## Exercise task
Pictures stay out; everything else in the records below is copied exactly.

* begin Entries supplied *

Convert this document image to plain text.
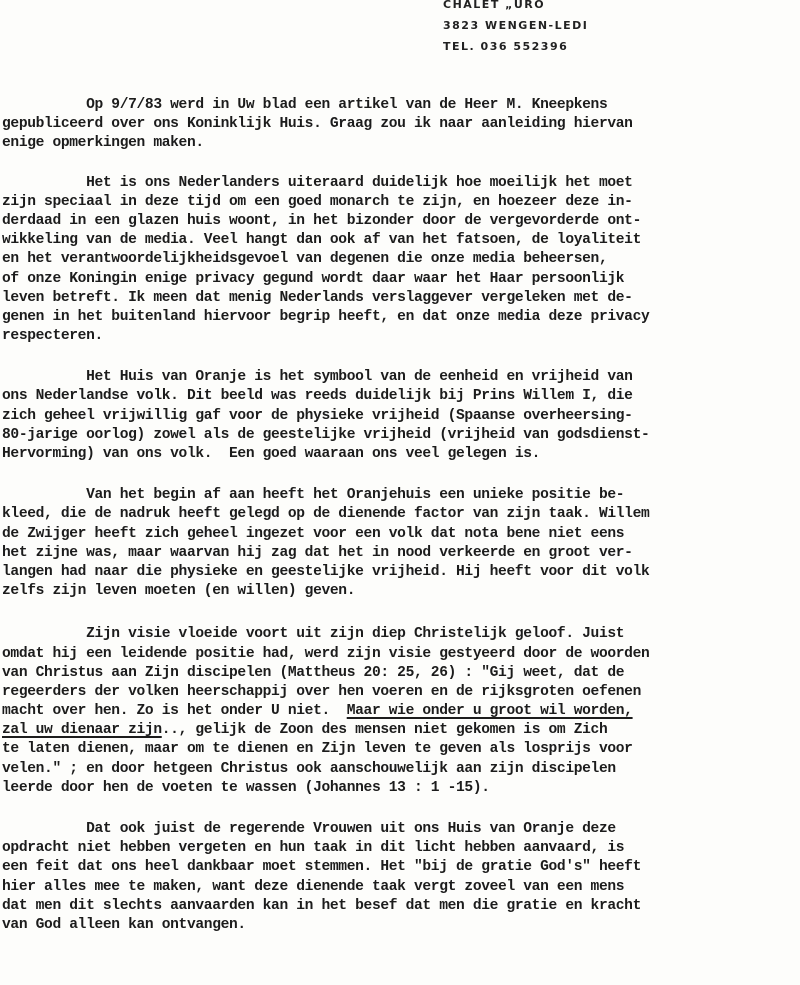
CHALET „URO
3823 WENGEN-LEDI
TEL. 036 552396
Op 9/7/83 werd in Uw blad een artikel van de Heer M. Kneepkens
gepubliceerd over ons Koninklijk Huis. Graag zou ik naar aanleiding hiervan
enige opmerkingen maken.
Het is ons Nederlanders uiteraard duidelijk hoe moeilijk het moet
zijn speciaal in deze tijd om een goed monarch te zijn, en hoezeer deze in-
derdaad in een glazen huis woont, in het bizonder door de vergevorderde ont-
wikkeling van de media. Veel hangt dan ook af van het fatsoen, de loyaliteit
en het verantwoordelijkheidsgevoel van degenen die onze media beheersen,
of onze Koningin enige privacy gegund wordt daar waar het Haar persoonlijk
leven betreft. Ik meen dat menig Nederlands verslaggever vergeleken met de-
genen in het buitenland hiervoor begrip heeft, en dat onze media deze privacy
respecteren.
Het Huis van Oranje is het symbool van de eenheid en vrijheid van
ons Nederlandse volk. Dit beeld was reeds duidelijk bij Prins Willem I, die
zich geheel vrijwillig gaf voor de physieke vrijheid (Spaanse overheersing-
80-jarige oorlog) zowel als de geestelijke vrijheid (vrijheid van godsdienst-
Hervorming) van ons volk.  Een goed waaraan ons veel gelegen is.
Van het begin af aan heeft het Oranjehuis een unieke positie be-
kleed, die de nadruk heeft gelegd op de dienende factor van zijn taak. Willem
de Zwijger heeft zich geheel ingezet voor een volk dat nota bene niet eens
het zijne was, maar waarvan hij zag dat het in nood verkeerde en groot ver-
langen had naar die physieke en geestelijke vrijheid. Hij heeft voor dit volk
zelfs zijn leven moeten (en willen) geven.
Zijn visie vloeide voort uit zijn diep Christelijk geloof. Juist
omdat hij een leidende positie had, werd zijn visie gestyeerd door de woorden
van Christus aan Zijn discipelen (Mattheus 20: 25, 26) : "Gij weet, dat de
regeerders der volken heerschappij over hen voeren en de rijksgroten oefenen
macht over hen. Zo is het onder U niet.  Maar wie onder u groot wil worden,
zal uw dienaar zijn.., gelijk de Zoon des mensen niet gekomen is om Zich
te laten dienen, maar om te dienen en Zijn leven te geven als losprijs voor
velen." ; en door hetgeen Christus ook aanschouwelijk aan zijn discipelen
leerde door hen de voeten te wassen (Johannes 13 : 1 -15).
Dat ook juist de regerende Vrouwen uit ons Huis van Oranje deze
opdracht niet hebben vergeten en hun taak in dit licht hebben aanvaard, is
een feit dat ons heel dankbaar moet stemmen. Het "bij de gratie God's" heeft
hier alles mee te maken, want deze dienende taak vergt zoveel van een mens
dat men dit slechts aanvaarden kan in het besef dat men die gratie en kracht
van God alleen kan ontvangen.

* end Entries supplied *

## Final answer
Convert this document image to plain text.
CHALET „URO
3823 WENGEN-LEDI
TEL. 036 552396
Op 9/7/83 werd in Uw blad een artikel van de Heer M. Kneepkens
gepubliceerd over ons Koninklijk Huis. Graag zou ik naar aanleiding hiervan
enige opmerkingen maken.
Het is ons Nederlanders uiteraard duidelijk hoe moeilijk het moet
zijn speciaal in deze tijd om een goed monarch te zijn, en hoezeer deze in-
derdaad in een glazen huis woont, in het bizonder door de vergevorderde ont-
wikkeling van de media. Veel hangt dan ook af van het fatsoen, de loyaliteit
en het verantwoordelijkheidsgevoel van degenen die onze media beheersen,
of onze Koningin enige privacy gegund wordt daar waar het Haar persoonlijk
leven betreft. Ik meen dat menig Nederlands verslaggever vergeleken met de-
genen in het buitenland hiervoor begrip heeft, en dat onze media deze privacy
respecteren.
Het Huis van Oranje is het symbool van de eenheid en vrijheid van
ons Nederlandse volk. Dit beeld was reeds duidelijk bij Prins Willem I, die
zich geheel vrijwillig gaf voor de physieke vrijheid (Spaanse overheersing-
80-jarige oorlog) zowel als de geestelijke vrijheid (vrijheid van godsdienst-
Hervorming) van ons volk.  Een goed waaraan ons veel gelegen is.
Van het begin af aan heeft het Oranjehuis een unieke positie be-
kleed, die de nadruk heeft gelegd op de dienende factor van zijn taak. Willem
de Zwijger heeft zich geheel ingezet voor een volk dat nota bene niet eens
het zijne was, maar waarvan hij zag dat het in nood verkeerde en groot ver-
langen had naar die physieke en geestelijke vrijheid. Hij heeft voor dit volk
zelfs zijn leven moeten (en willen) geven.
Zijn visie vloeide voort uit zijn diep Christelijk geloof. Juist
omdat hij een leidende positie had, werd zijn visie gestyeerd door de woorden
van Christus aan Zijn discipelen (Mattheus 20: 25, 26) : "Gij weet, dat de
regeerders der volken heerschappij over hen voeren en de rijksgroten oefenen
macht over hen. Zo is het onder U niet.  Maar wie onder u groot wil worden,
zal uw dienaar zijn.., gelijk de Zoon des mensen niet gekomen is om Zich
te laten dienen, maar om te dienen en Zijn leven te geven als losprijs voor
velen." ; en door hetgeen Christus ook aanschouwelijk aan zijn discipelen
leerde door hen de voeten te wassen (Johannes 13 : 1 -15).
Dat ook juist de regerende Vrouwen uit ons Huis van Oranje deze
opdracht niet hebben vergeten en hun taak in dit licht hebben aanvaard, is
een feit dat ons heel dankbaar moet stemmen. Het "bij de gratie God's" heeft
hier alles mee te maken, want deze dienende taak vergt zoveel van een mens
dat men dit slechts aanvaarden kan in het besef dat men die gratie en kracht
van God alleen kan ontvangen.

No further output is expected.